* Begin *

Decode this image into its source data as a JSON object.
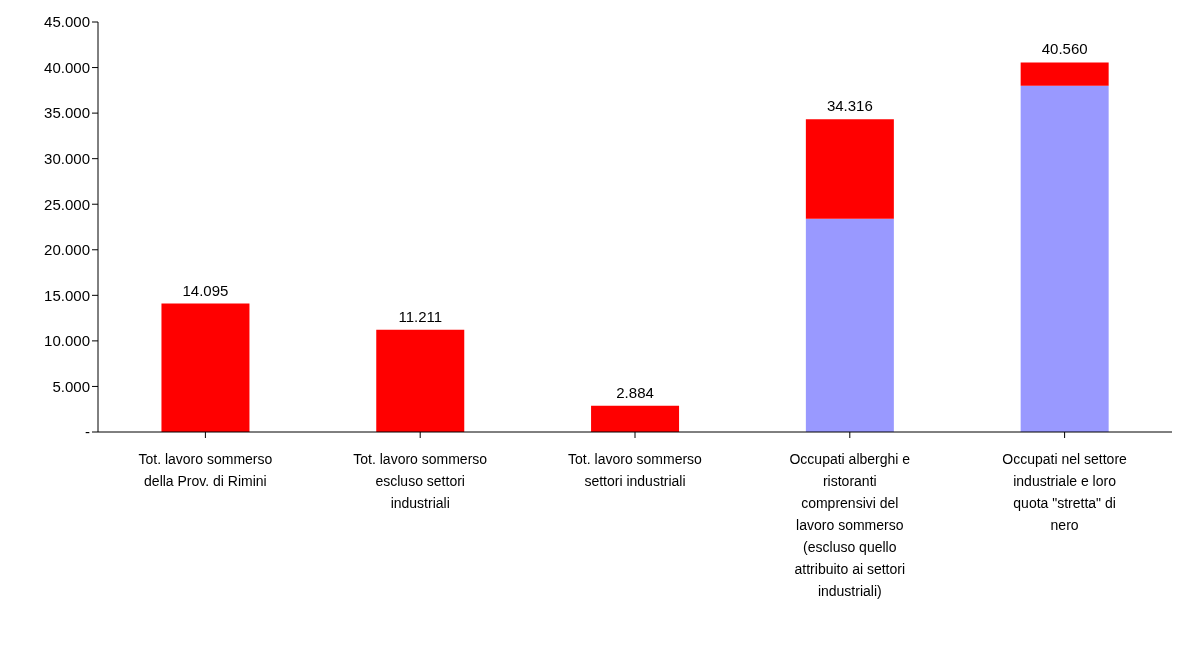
{
  "chart_data": {
    "type": "bar",
    "stacked": true,
    "categories": [
      "Tot. lavoro sommerso della Prov. di Rimini",
      "Tot. lavoro sommerso escluso settori industriali",
      "Tot. lavoro sommerso settori industriali",
      "Occupati alberghi e ristoranti comprensivi del lavoro sommerso (escluso quello attribuito ai settori industriali)",
      "Occupati nel settore industriale e loro quota \"stretta\" di nero"
    ],
    "series": [
      {
        "color": "#9999ff",
        "values": [
          null,
          null,
          null,
          23400,
          38000
        ]
      },
      {
        "color": "#ff0000",
        "values": [
          14095,
          11211,
          2884,
          10916,
          2560
        ]
      }
    ],
    "totals": [
      "14.095",
      "11.211",
      "2.884",
      "34.316",
      "40.560"
    ],
    "ylim": [
      0,
      45000
    ],
    "yticks": [
      {
        "value": 0,
        "label": "-"
      },
      {
        "value": 5000,
        "label": "5.000"
      },
      {
        "value": 10000,
        "label": "10.000"
      },
      {
        "value": 15000,
        "label": "15.000"
      },
      {
        "value": 20000,
        "label": "20.000"
      },
      {
        "value": 25000,
        "label": "25.000"
      },
      {
        "value": 30000,
        "label": "30.000"
      },
      {
        "value": 35000,
        "label": "35.000"
      },
      {
        "value": 40000,
        "label": "40.000"
      },
      {
        "value": 45000,
        "label": "45.000"
      }
    ],
    "grid": false,
    "legend": false
  }
}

* End *

Problem to solve:
Copy out all the data without changing anything, and drop the pictures.

Worked solution:
Decode this image into its source data as a JSON object.
{
  "chart_data": {
    "type": "bar",
    "stacked": true,
    "categories": [
      "Tot. lavoro sommerso della Prov. di Rimini",
      "Tot. lavoro sommerso escluso settori industriali",
      "Tot. lavoro sommerso settori industriali",
      "Occupati alberghi e ristoranti comprensivi del lavoro sommerso (escluso quello attribuito ai settori industriali)",
      "Occupati nel settore industriale e loro quota \"stretta\" di nero"
    ],
    "series": [
      {
        "color": "#9999ff",
        "values": [
          null,
          null,
          null,
          23400,
          38000
        ]
      },
      {
        "color": "#ff0000",
        "values": [
          14095,
          11211,
          2884,
          10916,
          2560
        ]
      }
    ],
    "totals": [
      "14.095",
      "11.211",
      "2.884",
      "34.316",
      "40.560"
    ],
    "ylim": [
      0,
      45000
    ],
    "yticks": [
      {
        "value": 0,
        "label": "-"
      },
      {
        "value": 5000,
        "label": "5.000"
      },
      {
        "value": 10000,
        "label": "10.000"
      },
      {
        "value": 15000,
        "label": "15.000"
      },
      {
        "value": 20000,
        "label": "20.000"
      },
      {
        "value": 25000,
        "label": "25.000"
      },
      {
        "value": 30000,
        "label": "30.000"
      },
      {
        "value": 35000,
        "label": "35.000"
      },
      {
        "value": 40000,
        "label": "40.000"
      },
      {
        "value": 45000,
        "label": "45.000"
      }
    ],
    "grid": false,
    "legend": false
  }
}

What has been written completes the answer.